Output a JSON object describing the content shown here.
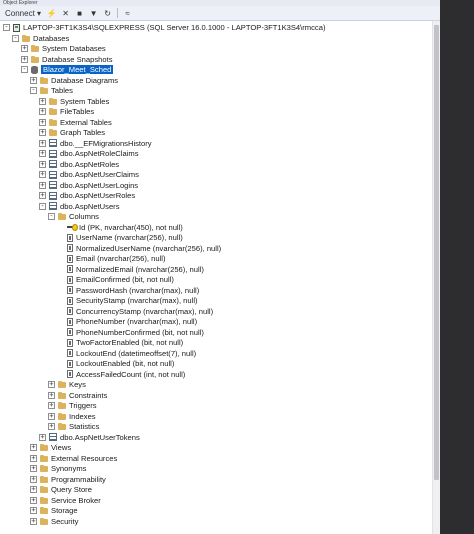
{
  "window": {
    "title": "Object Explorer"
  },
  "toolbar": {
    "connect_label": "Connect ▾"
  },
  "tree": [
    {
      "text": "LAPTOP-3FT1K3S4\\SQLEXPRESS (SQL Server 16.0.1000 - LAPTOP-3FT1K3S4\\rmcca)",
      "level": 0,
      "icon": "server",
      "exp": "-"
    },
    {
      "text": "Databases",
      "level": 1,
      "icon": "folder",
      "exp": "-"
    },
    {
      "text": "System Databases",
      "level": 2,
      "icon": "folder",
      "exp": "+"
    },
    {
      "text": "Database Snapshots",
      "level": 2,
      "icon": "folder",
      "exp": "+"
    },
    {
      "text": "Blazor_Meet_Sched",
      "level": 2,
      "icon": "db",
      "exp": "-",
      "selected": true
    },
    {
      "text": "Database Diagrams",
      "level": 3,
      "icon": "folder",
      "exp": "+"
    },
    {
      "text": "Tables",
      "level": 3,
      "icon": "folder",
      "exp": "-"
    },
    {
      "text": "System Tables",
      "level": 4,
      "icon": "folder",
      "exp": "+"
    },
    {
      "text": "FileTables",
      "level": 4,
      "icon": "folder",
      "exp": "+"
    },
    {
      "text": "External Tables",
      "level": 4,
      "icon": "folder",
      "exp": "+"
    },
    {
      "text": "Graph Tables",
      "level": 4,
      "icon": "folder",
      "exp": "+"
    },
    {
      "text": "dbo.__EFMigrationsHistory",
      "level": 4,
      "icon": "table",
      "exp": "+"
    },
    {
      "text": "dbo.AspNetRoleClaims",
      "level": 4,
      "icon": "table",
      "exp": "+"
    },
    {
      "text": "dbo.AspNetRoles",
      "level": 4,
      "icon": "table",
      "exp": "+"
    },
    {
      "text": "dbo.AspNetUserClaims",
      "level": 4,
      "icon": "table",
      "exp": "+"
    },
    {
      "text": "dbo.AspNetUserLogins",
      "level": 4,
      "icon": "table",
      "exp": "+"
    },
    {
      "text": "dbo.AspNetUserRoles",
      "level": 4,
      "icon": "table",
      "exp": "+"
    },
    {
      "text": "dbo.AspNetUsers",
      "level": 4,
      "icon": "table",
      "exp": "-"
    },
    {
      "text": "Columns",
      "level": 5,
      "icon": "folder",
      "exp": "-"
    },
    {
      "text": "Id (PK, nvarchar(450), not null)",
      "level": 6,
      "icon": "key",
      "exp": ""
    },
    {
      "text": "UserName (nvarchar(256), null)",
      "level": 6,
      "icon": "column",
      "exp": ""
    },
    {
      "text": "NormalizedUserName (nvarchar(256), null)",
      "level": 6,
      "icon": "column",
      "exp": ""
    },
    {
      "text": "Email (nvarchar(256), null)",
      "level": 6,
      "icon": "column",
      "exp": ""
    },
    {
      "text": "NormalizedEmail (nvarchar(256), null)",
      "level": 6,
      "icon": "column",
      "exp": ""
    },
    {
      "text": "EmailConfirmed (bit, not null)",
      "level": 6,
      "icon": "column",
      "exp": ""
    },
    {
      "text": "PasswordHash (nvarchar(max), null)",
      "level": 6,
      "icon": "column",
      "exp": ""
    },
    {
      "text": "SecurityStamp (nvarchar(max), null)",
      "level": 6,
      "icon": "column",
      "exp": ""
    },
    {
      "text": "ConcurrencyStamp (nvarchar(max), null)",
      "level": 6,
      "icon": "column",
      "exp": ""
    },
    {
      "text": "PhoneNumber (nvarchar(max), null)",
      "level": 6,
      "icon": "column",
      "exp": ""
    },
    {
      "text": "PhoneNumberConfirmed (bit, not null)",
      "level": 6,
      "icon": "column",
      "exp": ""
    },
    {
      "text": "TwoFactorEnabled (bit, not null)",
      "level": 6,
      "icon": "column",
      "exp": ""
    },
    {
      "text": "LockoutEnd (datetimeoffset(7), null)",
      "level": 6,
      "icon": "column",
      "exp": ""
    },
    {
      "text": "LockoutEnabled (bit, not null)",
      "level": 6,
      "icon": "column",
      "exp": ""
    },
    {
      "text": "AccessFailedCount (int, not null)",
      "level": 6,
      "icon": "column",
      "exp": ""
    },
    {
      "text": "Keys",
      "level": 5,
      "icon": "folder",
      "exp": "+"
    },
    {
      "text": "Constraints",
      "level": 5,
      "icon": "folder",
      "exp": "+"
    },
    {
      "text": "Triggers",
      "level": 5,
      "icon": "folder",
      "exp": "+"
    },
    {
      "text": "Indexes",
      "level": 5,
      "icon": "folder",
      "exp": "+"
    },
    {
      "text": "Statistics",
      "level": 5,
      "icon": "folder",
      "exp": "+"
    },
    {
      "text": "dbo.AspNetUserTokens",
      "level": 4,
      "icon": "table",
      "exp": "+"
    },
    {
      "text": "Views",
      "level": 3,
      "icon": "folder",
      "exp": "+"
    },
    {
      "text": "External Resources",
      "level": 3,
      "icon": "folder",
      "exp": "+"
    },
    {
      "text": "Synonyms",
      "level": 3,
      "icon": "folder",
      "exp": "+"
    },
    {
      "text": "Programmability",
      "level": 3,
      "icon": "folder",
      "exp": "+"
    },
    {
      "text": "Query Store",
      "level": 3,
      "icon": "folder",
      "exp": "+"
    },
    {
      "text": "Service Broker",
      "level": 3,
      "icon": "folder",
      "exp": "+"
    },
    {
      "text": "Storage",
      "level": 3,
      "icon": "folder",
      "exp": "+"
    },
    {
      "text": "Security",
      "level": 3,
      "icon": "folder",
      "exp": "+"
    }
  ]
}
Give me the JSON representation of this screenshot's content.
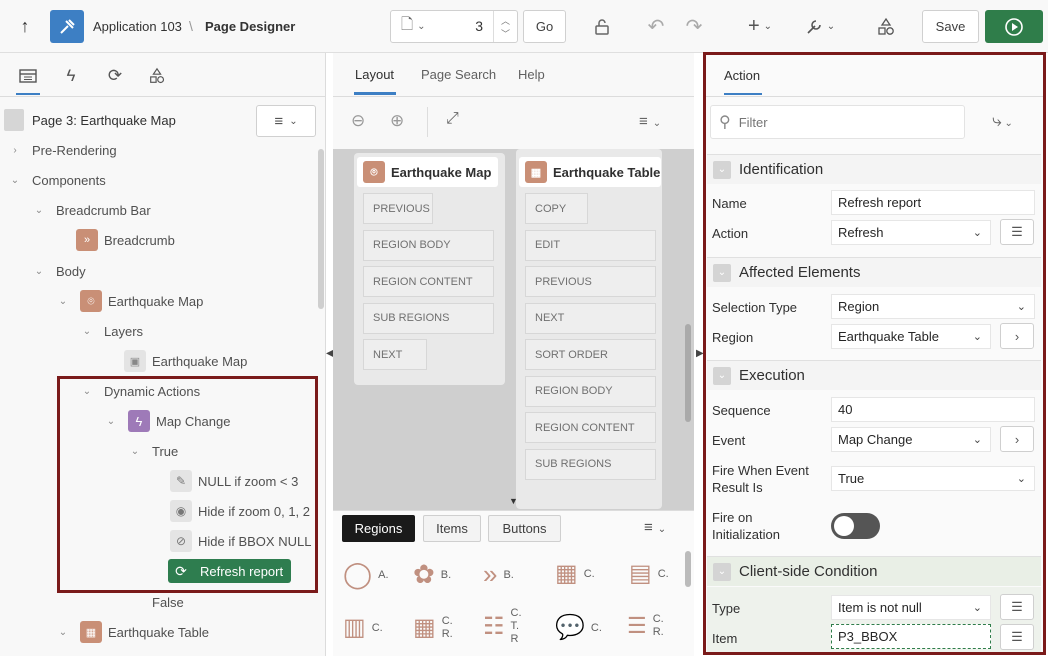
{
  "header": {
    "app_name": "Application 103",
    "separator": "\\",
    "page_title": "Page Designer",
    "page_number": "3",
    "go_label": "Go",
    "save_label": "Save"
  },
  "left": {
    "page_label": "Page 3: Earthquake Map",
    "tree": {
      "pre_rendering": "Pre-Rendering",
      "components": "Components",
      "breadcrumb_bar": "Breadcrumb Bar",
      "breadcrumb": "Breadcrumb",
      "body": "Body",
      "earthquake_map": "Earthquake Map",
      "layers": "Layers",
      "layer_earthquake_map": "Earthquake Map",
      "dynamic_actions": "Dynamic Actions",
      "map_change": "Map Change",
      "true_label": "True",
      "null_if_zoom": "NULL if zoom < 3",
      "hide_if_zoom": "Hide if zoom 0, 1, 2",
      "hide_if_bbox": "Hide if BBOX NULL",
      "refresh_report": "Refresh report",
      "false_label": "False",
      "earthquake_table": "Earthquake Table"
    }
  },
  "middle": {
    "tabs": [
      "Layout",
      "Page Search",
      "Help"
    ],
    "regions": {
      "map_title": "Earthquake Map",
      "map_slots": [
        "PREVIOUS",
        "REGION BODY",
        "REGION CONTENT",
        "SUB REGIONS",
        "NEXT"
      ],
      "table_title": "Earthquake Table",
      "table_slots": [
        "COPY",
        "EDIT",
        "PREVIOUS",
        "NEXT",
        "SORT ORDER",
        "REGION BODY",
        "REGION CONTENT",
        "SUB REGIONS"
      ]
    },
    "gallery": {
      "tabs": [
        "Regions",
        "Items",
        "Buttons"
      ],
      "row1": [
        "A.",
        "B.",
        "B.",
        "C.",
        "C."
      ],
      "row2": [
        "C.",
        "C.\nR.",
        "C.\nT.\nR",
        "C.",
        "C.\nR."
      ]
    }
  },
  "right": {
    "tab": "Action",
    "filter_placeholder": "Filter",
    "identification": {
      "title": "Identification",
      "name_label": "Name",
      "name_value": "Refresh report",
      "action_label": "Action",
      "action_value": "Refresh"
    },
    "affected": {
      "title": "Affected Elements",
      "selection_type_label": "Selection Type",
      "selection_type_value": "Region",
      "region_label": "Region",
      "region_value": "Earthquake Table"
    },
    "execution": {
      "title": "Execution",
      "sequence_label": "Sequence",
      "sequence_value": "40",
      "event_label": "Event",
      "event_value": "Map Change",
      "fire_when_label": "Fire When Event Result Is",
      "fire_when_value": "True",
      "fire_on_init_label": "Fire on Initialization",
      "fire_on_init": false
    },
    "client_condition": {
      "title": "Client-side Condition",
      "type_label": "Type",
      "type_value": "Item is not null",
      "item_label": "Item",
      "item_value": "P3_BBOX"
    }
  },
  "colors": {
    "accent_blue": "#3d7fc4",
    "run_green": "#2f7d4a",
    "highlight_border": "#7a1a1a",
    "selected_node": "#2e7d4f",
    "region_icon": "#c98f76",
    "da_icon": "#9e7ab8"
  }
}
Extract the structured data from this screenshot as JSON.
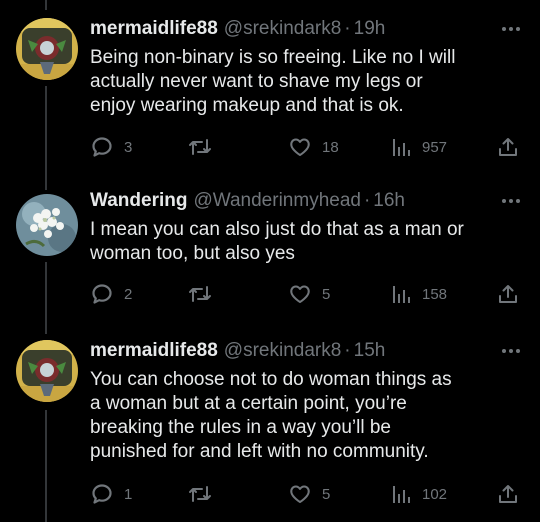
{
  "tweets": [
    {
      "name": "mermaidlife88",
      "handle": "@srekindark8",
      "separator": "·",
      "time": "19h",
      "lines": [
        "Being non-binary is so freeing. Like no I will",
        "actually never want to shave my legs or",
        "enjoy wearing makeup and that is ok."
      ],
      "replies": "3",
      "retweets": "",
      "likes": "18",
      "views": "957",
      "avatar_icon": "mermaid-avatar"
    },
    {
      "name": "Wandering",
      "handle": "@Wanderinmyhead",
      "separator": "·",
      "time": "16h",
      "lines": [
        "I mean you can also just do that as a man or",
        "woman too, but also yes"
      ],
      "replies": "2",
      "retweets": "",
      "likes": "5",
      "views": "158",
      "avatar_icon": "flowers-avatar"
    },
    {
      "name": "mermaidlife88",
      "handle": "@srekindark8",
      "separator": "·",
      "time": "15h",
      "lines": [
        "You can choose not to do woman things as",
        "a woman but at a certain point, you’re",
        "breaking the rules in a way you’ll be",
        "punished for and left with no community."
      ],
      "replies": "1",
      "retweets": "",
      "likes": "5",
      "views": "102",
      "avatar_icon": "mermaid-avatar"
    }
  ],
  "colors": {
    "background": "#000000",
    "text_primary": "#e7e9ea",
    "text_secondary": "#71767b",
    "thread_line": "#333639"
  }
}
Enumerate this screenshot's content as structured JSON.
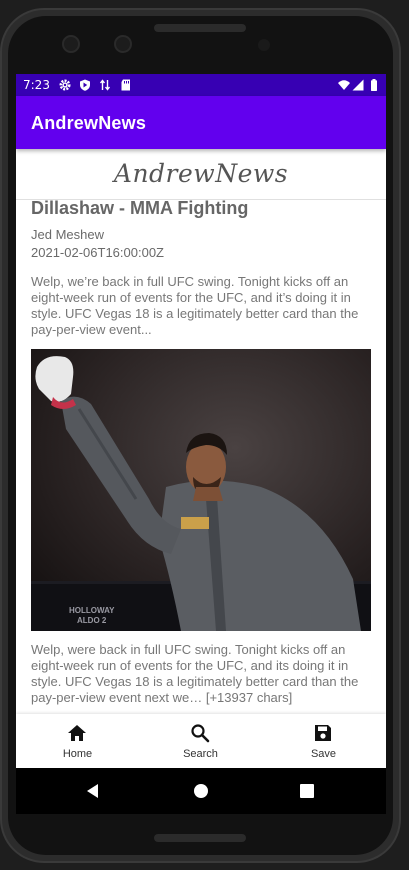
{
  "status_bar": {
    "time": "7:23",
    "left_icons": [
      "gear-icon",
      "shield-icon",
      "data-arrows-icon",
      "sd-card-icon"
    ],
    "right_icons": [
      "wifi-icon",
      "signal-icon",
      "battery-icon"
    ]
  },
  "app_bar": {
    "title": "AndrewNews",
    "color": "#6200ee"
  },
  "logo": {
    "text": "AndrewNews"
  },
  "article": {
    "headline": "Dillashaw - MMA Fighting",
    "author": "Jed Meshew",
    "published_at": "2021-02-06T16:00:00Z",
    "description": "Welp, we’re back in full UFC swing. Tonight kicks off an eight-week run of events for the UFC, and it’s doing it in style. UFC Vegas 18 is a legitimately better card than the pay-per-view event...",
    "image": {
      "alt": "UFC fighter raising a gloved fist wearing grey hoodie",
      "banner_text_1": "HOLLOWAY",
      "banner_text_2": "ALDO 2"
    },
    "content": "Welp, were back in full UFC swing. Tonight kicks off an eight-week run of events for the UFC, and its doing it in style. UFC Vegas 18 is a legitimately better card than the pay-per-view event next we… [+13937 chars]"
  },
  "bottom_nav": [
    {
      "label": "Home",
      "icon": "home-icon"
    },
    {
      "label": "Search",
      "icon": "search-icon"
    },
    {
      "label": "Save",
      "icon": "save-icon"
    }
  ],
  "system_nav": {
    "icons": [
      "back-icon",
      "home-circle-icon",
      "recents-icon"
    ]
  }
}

□ □ □

Aim
Extract every line above that contains the word "nvarchar".

Response
      "text": "Id (PK, nvarchar(450), not null)",
      "text": "UserName (nvarchar(256), null)",
      "text": "NormalizedUserName (nvarchar(256), null)",
      "text": "Email (nvarchar(256), null)",
      "text": "NormalizedEmail (nvarchar(256), null)",
      "text": "PasswordHash (nvarchar(max), null)",
      "text": "SecurityStamp (nvarchar(max), null)",
      "text": "ConcurrencyStamp (nvarchar(max), null)",
      "text": "PhoneNumber (nvarchar(max), null)",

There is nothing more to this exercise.